----- MATERIALS PROVIDED -----

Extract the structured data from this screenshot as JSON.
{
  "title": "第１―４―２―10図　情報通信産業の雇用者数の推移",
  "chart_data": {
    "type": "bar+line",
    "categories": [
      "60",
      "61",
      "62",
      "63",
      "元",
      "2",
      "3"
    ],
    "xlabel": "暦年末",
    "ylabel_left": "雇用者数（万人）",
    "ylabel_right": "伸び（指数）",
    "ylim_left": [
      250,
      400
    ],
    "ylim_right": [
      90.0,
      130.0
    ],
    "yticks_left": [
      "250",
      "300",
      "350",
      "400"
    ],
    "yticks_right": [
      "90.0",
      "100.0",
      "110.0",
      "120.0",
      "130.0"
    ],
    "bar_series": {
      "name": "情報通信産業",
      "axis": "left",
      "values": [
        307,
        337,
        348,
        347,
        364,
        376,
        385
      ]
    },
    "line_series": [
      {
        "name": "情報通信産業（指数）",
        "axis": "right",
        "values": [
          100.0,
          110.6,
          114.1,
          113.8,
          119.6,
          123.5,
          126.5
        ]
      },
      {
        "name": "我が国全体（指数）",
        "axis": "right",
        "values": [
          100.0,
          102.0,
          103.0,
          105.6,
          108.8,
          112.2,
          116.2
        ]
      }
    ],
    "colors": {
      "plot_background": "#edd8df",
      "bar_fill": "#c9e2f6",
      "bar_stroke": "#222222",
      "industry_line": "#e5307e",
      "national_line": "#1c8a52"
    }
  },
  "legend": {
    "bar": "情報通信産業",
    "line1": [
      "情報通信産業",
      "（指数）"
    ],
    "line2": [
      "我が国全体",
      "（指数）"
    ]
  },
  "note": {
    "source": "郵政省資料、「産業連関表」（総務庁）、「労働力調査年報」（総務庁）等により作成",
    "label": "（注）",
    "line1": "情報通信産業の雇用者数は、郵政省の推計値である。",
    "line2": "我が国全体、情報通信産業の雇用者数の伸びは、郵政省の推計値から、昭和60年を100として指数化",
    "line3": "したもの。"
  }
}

-----

EXERCISE GOAL ::
Tally the lines of the records holding the word "name", then give only the resulting number.

EXPECTED OUTPUT ::
3